Task description:
Collect all lines from the records below that include the word "podle".

━━━━━━━━

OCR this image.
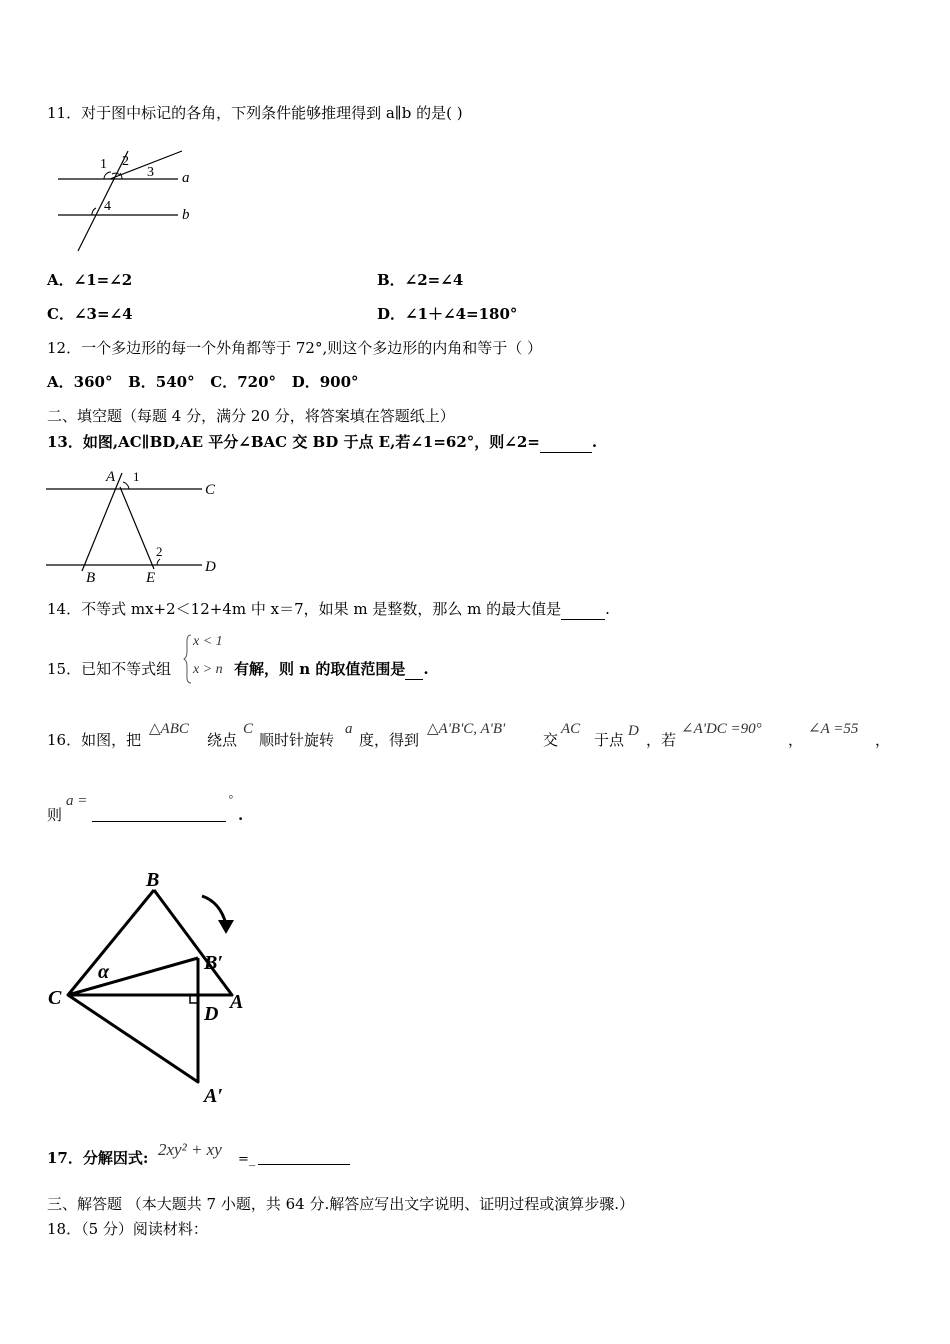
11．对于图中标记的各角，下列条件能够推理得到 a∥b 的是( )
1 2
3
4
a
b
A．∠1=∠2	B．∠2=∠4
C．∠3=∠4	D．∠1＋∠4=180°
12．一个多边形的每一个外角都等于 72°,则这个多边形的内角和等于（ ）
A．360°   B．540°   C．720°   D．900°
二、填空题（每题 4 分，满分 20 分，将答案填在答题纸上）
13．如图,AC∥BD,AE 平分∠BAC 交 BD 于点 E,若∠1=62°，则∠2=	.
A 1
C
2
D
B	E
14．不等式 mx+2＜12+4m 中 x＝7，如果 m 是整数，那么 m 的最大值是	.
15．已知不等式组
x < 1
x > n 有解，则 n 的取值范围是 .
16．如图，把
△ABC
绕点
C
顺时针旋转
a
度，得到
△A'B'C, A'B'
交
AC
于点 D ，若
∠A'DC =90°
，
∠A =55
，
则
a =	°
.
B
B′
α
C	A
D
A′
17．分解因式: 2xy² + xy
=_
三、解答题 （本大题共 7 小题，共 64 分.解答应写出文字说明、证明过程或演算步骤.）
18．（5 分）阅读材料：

━━━━━━━━

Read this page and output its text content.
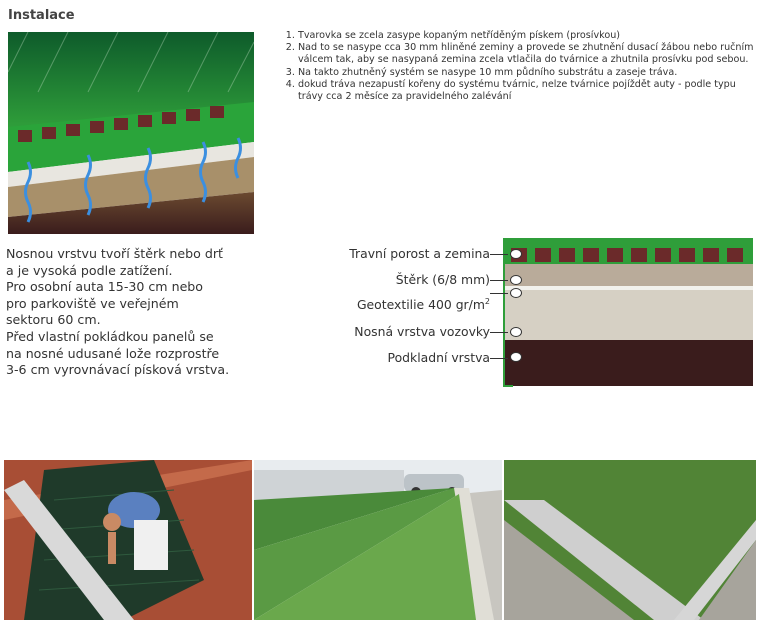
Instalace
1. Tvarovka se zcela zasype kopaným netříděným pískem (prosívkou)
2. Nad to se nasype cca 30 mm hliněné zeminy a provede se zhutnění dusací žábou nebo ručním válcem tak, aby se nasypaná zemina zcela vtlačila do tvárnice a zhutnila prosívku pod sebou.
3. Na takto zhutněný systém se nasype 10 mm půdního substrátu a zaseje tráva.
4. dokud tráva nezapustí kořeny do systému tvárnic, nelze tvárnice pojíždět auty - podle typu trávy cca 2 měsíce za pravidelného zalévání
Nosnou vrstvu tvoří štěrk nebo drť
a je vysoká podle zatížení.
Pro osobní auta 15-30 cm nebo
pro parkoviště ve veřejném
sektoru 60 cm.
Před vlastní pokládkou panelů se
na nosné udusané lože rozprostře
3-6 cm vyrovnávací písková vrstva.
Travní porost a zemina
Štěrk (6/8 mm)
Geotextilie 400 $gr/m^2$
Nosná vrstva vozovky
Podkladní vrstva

━━━━━━━━

Full output:
4. dokud tráva nezapustí kořeny do systému tvárnic, nelze tvárnice pojíždět auty - podle typu trávy cca 2 měsíce za pravidelného zalévání
a je vysoká podle zatížení.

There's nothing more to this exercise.